→ **Requirements**
Copy each line exactly.

═══ Input

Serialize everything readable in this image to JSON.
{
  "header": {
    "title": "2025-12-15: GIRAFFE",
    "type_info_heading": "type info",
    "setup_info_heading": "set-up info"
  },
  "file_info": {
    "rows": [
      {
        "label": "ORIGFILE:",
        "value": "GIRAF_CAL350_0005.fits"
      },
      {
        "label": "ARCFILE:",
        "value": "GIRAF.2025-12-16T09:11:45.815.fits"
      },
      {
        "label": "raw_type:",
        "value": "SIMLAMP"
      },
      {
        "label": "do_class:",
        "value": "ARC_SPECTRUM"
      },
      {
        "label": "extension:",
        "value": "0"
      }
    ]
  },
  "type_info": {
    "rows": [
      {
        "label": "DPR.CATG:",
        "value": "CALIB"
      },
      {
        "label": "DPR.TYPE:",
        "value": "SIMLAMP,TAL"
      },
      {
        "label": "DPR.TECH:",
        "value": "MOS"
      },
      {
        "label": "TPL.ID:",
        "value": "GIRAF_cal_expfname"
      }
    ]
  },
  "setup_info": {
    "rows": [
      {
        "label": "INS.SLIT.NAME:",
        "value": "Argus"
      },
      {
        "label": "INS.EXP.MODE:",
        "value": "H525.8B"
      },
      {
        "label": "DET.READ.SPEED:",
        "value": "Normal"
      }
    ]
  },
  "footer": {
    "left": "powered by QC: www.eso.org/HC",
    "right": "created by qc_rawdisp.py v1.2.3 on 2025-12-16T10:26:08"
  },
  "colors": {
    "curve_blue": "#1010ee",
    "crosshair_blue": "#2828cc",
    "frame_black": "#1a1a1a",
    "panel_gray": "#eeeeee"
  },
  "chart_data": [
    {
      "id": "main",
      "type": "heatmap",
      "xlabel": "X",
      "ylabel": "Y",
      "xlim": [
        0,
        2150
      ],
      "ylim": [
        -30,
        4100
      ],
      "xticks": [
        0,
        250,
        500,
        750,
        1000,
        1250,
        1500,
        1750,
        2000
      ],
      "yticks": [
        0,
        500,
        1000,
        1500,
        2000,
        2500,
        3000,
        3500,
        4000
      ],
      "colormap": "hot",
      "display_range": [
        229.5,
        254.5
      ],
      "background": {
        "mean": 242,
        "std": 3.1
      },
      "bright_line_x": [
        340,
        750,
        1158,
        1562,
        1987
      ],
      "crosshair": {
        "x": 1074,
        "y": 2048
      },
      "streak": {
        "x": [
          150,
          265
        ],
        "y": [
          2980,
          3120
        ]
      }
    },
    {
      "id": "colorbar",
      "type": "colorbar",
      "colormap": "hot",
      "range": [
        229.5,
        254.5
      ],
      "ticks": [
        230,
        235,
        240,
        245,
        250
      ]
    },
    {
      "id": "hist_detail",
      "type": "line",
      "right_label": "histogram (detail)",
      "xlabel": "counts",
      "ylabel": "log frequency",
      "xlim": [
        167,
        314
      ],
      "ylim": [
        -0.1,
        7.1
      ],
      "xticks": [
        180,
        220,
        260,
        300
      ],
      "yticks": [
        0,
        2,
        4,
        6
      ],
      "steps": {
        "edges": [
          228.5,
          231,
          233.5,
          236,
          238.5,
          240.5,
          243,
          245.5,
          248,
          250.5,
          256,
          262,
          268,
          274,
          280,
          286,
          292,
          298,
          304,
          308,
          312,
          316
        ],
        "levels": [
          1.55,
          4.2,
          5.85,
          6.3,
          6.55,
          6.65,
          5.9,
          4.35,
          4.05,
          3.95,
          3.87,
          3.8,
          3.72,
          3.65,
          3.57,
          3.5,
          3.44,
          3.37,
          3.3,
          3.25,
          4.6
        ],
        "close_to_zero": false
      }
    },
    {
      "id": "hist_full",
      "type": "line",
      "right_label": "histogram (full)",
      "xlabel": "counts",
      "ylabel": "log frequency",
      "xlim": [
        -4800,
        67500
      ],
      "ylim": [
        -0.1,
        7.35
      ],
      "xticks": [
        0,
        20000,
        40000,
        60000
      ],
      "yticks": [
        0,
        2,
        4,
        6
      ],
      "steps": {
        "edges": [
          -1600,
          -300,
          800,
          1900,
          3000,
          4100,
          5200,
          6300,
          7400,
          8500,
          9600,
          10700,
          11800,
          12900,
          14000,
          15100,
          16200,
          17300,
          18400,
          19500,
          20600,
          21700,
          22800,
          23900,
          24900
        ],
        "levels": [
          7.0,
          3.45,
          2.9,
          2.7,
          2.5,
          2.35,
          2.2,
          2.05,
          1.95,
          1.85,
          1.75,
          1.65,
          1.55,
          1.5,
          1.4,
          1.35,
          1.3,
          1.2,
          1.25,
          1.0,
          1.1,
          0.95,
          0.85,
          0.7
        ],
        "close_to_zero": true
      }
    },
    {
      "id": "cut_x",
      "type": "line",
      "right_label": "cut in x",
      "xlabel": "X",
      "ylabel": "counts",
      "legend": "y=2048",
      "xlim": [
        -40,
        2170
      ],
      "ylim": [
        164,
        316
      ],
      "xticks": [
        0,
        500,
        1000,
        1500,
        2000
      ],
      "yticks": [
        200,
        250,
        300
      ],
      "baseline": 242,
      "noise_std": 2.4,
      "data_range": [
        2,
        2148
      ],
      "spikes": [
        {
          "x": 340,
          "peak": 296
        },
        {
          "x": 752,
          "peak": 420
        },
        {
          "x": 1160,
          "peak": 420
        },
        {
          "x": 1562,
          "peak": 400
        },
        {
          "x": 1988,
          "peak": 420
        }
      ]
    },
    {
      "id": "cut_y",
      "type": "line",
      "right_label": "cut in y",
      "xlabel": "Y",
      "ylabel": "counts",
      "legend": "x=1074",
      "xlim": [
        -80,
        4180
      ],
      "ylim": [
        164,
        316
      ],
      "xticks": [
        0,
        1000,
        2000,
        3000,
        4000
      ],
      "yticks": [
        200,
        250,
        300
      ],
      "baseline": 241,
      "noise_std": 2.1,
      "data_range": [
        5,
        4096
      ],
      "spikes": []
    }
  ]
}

══════

→ **Exercise solution**
Serialize everything readable in this image to JSON.
{
  "header": {
    "title": "2025-12-15: GIRAFFE",
    "type_info_heading": "type info",
    "setup_info_heading": "set-up info"
  },
  "file_info": {
    "rows": [
      {
        "label": "ORIGFILE:",
        "value": "GIRAF_CAL350_0005.fits"
      },
      {
        "label": "ARCFILE:",
        "value": "GIRAF.2025-12-16T09:11:45.815.fits"
      },
      {
        "label": "raw_type:",
        "value": "SIMLAMP"
      },
      {
        "label": "do_class:",
        "value": "ARC_SPECTRUM"
      },
      {
        "label": "extension:",
        "value": "0"
      }
    ]
  },
  "type_info": {
    "rows": [
      {
        "label": "DPR.CATG:",
        "value": "CALIB"
      },
      {
        "label": "DPR.TYPE:",
        "value": "SIMLAMP,TAL"
      },
      {
        "label": "DPR.TECH:",
        "value": "MOS"
      },
      {
        "label": "TPL.ID:",
        "value": "GIRAF_cal_expfname"
      }
    ]
  },
  "setup_info": {
    "rows": [
      {
        "label": "INS.SLIT.NAME:",
        "value": "Argus"
      },
      {
        "label": "INS.EXP.MODE:",
        "value": "H525.8B"
      },
      {
        "label": "DET.READ.SPEED:",
        "value": "Normal"
      }
    ]
  },
  "footer": {
    "left": "powered by QC: www.eso.org/HC",
    "right": "created by qc_rawdisp.py v1.2.3 on 2025-12-16T10:26:08"
  },
  "colors": {
    "curve_blue": "#1010ee",
    "crosshair_blue": "#2828cc",
    "frame_black": "#1a1a1a",
    "panel_gray": "#eeeeee"
  },
  "chart_data": [
    {
      "id": "main",
      "type": "heatmap",
      "xlabel": "X",
      "ylabel": "Y",
      "xlim": [
        0,
        2150
      ],
      "ylim": [
        -30,
        4100
      ],
      "xticks": [
        0,
        250,
        500,
        750,
        1000,
        1250,
        1500,
        1750,
        2000
      ],
      "yticks": [
        0,
        500,
        1000,
        1500,
        2000,
        2500,
        3000,
        3500,
        4000
      ],
      "colormap": "hot",
      "display_range": [
        229.5,
        254.5
      ],
      "background": {
        "mean": 242,
        "std": 3.1
      },
      "bright_line_x": [
        340,
        750,
        1158,
        1562,
        1987
      ],
      "crosshair": {
        "x": 1074,
        "y": 2048
      },
      "streak": {
        "x": [
          150,
          265
        ],
        "y": [
          2980,
          3120
        ]
      }
    },
    {
      "id": "colorbar",
      "type": "colorbar",
      "colormap": "hot",
      "range": [
        229.5,
        254.5
      ],
      "ticks": [
        230,
        235,
        240,
        245,
        250
      ]
    },
    {
      "id": "hist_detail",
      "type": "line",
      "right_label": "histogram (detail)",
      "xlabel": "counts",
      "ylabel": "log frequency",
      "xlim": [
        167,
        314
      ],
      "ylim": [
        -0.1,
        7.1
      ],
      "xticks": [
        180,
        220,
        260,
        300
      ],
      "yticks": [
        0,
        2,
        4,
        6
      ],
      "steps": {
        "edges": [
          228.5,
          231,
          233.5,
          236,
          238.5,
          240.5,
          243,
          245.5,
          248,
          250.5,
          256,
          262,
          268,
          274,
          280,
          286,
          292,
          298,
          304,
          308,
          312,
          316
        ],
        "levels": [
          1.55,
          4.2,
          5.85,
          6.3,
          6.55,
          6.65,
          5.9,
          4.35,
          4.05,
          3.95,
          3.87,
          3.8,
          3.72,
          3.65,
          3.57,
          3.5,
          3.44,
          3.37,
          3.3,
          3.25,
          4.6
        ],
        "close_to_zero": false
      }
    },
    {
      "id": "hist_full",
      "type": "line",
      "right_label": "histogram (full)",
      "xlabel": "counts",
      "ylabel": "log frequency",
      "xlim": [
        -4800,
        67500
      ],
      "ylim": [
        -0.1,
        7.35
      ],
      "xticks": [
        0,
        20000,
        40000,
        60000
      ],
      "yticks": [
        0,
        2,
        4,
        6
      ],
      "steps": {
        "edges": [
          -1600,
          -300,
          800,
          1900,
          3000,
          4100,
          5200,
          6300,
          7400,
          8500,
          9600,
          10700,
          11800,
          12900,
          14000,
          15100,
          16200,
          17300,
          18400,
          19500,
          20600,
          21700,
          22800,
          23900,
          24900
        ],
        "levels": [
          7.0,
          3.45,
          2.9,
          2.7,
          2.5,
          2.35,
          2.2,
          2.05,
          1.95,
          1.85,
          1.75,
          1.65,
          1.55,
          1.5,
          1.4,
          1.35,
          1.3,
          1.2,
          1.25,
          1.0,
          1.1,
          0.95,
          0.85,
          0.7
        ],
        "close_to_zero": true
      }
    },
    {
      "id": "cut_x",
      "type": "line",
      "right_label": "cut in x",
      "xlabel": "X",
      "ylabel": "counts",
      "legend": "y=2048",
      "xlim": [
        -40,
        2170
      ],
      "ylim": [
        164,
        316
      ],
      "xticks": [
        0,
        500,
        1000,
        1500,
        2000
      ],
      "yticks": [
        200,
        250,
        300
      ],
      "baseline": 242,
      "noise_std": 2.4,
      "data_range": [
        2,
        2148
      ],
      "spikes": [
        {
          "x": 340,
          "peak": 296
        },
        {
          "x": 752,
          "peak": 420
        },
        {
          "x": 1160,
          "peak": 420
        },
        {
          "x": 1562,
          "peak": 400
        },
        {
          "x": 1988,
          "peak": 420
        }
      ]
    },
    {
      "id": "cut_y",
      "type": "line",
      "right_label": "cut in y",
      "xlabel": "Y",
      "ylabel": "counts",
      "legend": "x=1074",
      "xlim": [
        -80,
        4180
      ],
      "ylim": [
        164,
        316
      ],
      "xticks": [
        0,
        1000,
        2000,
        3000,
        4000
      ],
      "yticks": [
        200,
        250,
        300
      ],
      "baseline": 241,
      "noise_std": 2.1,
      "data_range": [
        5,
        4096
      ],
      "spikes": []
    }
  ]
}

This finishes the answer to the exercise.